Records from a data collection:

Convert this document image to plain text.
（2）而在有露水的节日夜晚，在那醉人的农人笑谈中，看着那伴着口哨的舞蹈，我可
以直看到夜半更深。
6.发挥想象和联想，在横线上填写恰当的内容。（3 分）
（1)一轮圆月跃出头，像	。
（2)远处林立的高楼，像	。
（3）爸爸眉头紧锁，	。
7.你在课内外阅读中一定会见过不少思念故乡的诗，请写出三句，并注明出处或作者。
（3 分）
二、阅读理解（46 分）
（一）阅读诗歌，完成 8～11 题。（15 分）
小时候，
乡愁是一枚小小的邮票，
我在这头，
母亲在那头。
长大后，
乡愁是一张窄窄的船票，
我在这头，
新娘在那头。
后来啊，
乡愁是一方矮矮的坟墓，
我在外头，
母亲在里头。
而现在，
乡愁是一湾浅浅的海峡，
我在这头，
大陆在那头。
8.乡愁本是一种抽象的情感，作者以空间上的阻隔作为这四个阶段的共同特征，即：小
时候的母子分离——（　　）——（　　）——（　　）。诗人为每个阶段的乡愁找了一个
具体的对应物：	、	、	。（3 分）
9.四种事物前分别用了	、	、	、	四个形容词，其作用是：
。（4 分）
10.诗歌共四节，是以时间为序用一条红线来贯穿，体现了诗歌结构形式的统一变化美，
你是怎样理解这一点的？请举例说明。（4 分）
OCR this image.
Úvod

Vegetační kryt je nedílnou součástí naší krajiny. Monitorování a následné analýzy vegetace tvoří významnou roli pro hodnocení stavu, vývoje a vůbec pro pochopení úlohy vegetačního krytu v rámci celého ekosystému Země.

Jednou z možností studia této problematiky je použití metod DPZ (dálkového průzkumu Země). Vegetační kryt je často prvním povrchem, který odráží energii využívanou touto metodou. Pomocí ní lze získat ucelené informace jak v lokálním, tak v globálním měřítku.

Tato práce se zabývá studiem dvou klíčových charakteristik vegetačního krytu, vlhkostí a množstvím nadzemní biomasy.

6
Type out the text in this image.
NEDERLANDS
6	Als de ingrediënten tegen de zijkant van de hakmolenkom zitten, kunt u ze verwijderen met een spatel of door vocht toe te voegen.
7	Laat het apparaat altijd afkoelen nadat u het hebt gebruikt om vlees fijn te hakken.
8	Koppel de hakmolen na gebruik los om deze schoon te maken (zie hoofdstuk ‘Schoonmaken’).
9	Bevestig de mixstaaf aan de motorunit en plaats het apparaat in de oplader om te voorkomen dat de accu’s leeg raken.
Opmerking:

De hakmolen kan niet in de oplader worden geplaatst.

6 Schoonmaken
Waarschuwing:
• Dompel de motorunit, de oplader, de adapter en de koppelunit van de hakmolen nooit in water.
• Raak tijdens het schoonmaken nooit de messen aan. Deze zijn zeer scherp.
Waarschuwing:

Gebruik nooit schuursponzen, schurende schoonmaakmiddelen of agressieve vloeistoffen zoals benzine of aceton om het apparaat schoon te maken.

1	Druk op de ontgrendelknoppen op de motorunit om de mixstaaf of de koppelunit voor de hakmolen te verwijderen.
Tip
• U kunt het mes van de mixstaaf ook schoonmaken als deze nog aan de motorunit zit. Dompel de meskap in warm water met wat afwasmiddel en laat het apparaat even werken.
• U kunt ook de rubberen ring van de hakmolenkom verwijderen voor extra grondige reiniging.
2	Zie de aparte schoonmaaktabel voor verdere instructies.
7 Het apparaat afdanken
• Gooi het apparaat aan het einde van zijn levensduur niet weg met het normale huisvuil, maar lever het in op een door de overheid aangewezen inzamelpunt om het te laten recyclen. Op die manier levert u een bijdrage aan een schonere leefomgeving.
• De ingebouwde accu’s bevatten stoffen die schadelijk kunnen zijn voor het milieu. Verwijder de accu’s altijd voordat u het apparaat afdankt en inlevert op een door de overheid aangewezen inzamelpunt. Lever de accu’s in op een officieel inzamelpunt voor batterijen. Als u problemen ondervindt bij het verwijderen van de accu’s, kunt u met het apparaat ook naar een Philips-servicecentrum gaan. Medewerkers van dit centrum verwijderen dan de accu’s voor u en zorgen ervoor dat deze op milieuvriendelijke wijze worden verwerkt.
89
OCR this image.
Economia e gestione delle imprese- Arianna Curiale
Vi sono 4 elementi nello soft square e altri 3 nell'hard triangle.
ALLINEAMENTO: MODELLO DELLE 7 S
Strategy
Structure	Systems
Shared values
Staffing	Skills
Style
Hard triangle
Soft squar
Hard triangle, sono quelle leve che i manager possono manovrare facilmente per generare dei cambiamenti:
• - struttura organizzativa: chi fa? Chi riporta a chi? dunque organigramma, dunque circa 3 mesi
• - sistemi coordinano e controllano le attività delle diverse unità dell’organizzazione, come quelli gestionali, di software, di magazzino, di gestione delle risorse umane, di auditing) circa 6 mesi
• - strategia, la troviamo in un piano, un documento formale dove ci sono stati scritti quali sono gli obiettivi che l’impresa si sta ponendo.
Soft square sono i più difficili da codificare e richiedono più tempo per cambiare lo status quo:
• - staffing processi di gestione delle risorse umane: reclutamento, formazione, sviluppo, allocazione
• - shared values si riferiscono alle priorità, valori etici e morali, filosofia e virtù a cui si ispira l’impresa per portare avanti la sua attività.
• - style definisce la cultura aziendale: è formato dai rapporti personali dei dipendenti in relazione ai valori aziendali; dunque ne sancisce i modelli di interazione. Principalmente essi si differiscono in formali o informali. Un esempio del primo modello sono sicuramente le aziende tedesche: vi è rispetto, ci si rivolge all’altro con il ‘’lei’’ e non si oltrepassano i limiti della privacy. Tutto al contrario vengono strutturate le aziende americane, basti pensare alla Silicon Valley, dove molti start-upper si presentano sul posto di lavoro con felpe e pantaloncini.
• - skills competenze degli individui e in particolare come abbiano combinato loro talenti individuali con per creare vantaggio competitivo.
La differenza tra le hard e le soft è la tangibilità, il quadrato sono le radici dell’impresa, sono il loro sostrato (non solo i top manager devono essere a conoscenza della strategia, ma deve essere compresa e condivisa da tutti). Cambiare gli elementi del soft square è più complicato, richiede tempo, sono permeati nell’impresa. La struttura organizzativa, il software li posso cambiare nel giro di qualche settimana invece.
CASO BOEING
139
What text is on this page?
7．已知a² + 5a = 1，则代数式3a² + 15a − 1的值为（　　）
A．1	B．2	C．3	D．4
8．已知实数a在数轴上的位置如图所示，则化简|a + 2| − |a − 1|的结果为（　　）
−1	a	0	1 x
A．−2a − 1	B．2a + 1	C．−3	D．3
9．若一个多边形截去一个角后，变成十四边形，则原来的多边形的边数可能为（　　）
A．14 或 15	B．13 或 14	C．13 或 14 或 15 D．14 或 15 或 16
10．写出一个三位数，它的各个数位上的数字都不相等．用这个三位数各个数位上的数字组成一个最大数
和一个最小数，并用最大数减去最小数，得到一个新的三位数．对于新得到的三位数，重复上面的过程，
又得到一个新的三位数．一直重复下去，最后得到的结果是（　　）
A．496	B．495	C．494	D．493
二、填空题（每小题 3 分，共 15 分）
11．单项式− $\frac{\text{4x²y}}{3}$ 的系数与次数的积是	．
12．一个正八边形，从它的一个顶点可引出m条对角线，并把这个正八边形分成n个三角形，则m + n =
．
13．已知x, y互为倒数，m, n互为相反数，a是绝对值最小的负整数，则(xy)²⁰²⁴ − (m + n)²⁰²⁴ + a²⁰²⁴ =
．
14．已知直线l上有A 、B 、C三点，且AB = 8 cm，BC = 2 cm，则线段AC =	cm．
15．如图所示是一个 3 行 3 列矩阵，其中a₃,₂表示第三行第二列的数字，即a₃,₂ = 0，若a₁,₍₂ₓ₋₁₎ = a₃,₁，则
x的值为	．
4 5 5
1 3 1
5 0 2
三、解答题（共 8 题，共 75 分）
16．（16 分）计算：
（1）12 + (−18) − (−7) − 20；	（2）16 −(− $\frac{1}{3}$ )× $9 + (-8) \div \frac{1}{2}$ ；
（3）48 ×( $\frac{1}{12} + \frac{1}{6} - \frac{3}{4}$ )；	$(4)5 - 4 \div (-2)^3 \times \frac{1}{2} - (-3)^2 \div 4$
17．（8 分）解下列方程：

Written exercise:
Only lines that contain the word "Země" are wanted; copy each of them.

Full response:
Vegetační kryt je nedílnou součástí naší krajiny. Monitorování a následné analýzy vegetace tvoří významnou roli pro hodnocení stavu, vývoje a vůbec pro pochopení úlohy vegetačního krytu v rámci celého ekosystému Země.
Jednou z možností studia této problematiky je použití metod DPZ (dálkového průzkumu Země). Vegetační kryt je často prvním povrchem, který odráží energii využívanou touto metodou. Pomocí ní lze získat ucelené informace jak v lokálním, tak v globálním měřítku.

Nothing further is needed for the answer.